Stored data
----
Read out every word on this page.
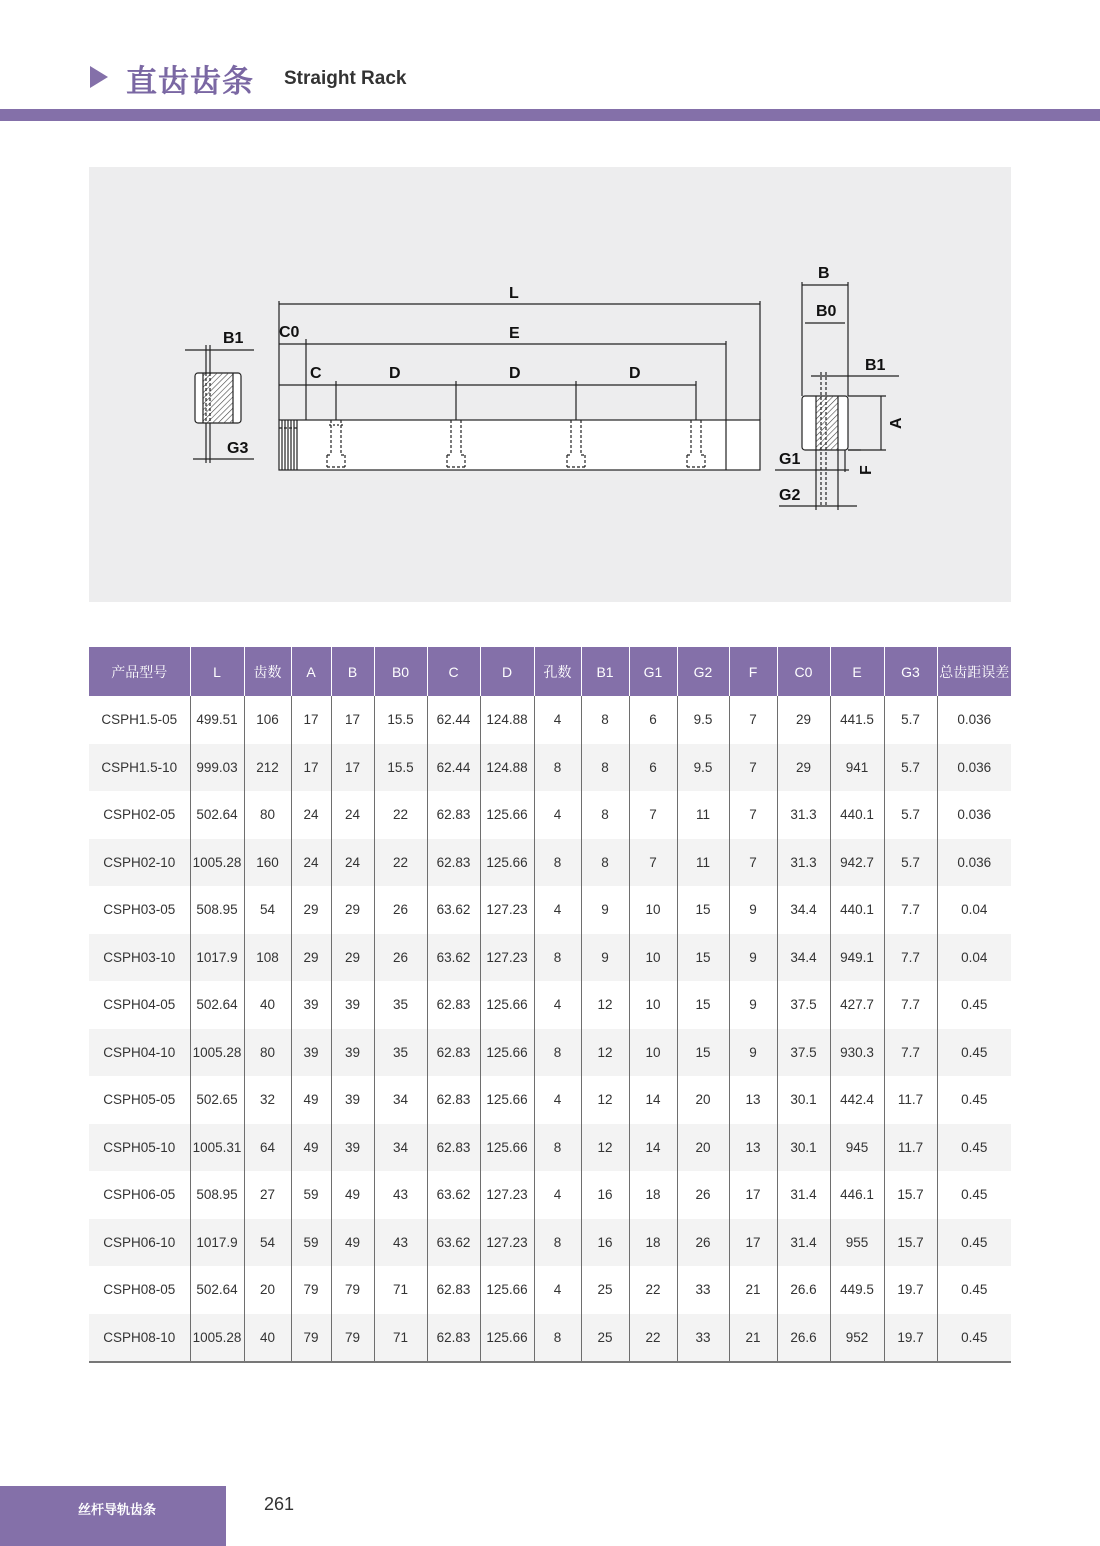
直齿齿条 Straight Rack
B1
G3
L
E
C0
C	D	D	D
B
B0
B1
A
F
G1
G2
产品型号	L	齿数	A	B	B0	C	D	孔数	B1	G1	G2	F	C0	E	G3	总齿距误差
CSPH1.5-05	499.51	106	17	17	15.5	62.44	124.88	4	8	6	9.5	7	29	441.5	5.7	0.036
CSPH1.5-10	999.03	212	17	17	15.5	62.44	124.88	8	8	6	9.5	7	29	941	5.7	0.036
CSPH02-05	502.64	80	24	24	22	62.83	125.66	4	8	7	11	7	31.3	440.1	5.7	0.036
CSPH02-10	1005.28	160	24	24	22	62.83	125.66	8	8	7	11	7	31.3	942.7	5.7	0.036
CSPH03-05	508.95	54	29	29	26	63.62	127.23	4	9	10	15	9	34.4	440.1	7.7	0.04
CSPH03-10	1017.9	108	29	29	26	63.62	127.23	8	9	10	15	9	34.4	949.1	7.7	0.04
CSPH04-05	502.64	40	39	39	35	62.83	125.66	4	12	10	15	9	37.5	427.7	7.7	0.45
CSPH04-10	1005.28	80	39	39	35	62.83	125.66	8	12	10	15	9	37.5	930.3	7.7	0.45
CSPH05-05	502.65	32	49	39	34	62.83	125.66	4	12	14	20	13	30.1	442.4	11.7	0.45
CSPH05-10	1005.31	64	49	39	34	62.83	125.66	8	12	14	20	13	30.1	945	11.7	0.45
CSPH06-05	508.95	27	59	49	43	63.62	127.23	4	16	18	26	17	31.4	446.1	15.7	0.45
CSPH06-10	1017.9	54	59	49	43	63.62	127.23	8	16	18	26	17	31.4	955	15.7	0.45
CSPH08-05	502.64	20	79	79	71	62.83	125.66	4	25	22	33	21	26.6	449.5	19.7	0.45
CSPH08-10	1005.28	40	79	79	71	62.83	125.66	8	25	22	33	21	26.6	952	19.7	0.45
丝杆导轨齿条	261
----
Aim of the exercise: Without including any pictures, print each record exactly.

Written solution:
Read out every word on this page.
直齿齿条 Straight Rack
B1
G3
L
E
C0
C	D	D	D
B
B0
B1
A
F
G1
G2
产品型号	L	齿数	A	B	B0	C	D	孔数	B1	G1	G2	F	C0	E	G3	总齿距误差
CSPH1.5-05	499.51	106	17	17	15.5	62.44	124.88	4	8	6	9.5	7	29	441.5	5.7	0.036
CSPH1.5-10	999.03	212	17	17	15.5	62.44	124.88	8	8	6	9.5	7	29	941	5.7	0.036
CSPH02-05	502.64	80	24	24	22	62.83	125.66	4	8	7	11	7	31.3	440.1	5.7	0.036
CSPH02-10	1005.28	160	24	24	22	62.83	125.66	8	8	7	11	7	31.3	942.7	5.7	0.036
CSPH03-05	508.95	54	29	29	26	63.62	127.23	4	9	10	15	9	34.4	440.1	7.7	0.04
CSPH03-10	1017.9	108	29	29	26	63.62	127.23	8	9	10	15	9	34.4	949.1	7.7	0.04
CSPH04-05	502.64	40	39	39	35	62.83	125.66	4	12	10	15	9	37.5	427.7	7.7	0.45
CSPH04-10	1005.28	80	39	39	35	62.83	125.66	8	12	10	15	9	37.5	930.3	7.7	0.45
CSPH05-05	502.65	32	49	39	34	62.83	125.66	4	12	14	20	13	30.1	442.4	11.7	0.45
CSPH05-10	1005.31	64	49	39	34	62.83	125.66	8	12	14	20	13	30.1	945	11.7	0.45
CSPH06-05	508.95	27	59	49	43	63.62	127.23	4	16	18	26	17	31.4	446.1	15.7	0.45
CSPH06-10	1017.9	54	59	49	43	63.62	127.23	8	16	18	26	17	31.4	955	15.7	0.45
CSPH08-05	502.64	20	79	79	71	62.83	125.66	4	25	22	33	21	26.6	449.5	19.7	0.45
CSPH08-10	1005.28	40	79	79	71	62.83	125.66	8	25	22	33	21	26.6	952	19.7	0.45
丝杆导轨齿条	261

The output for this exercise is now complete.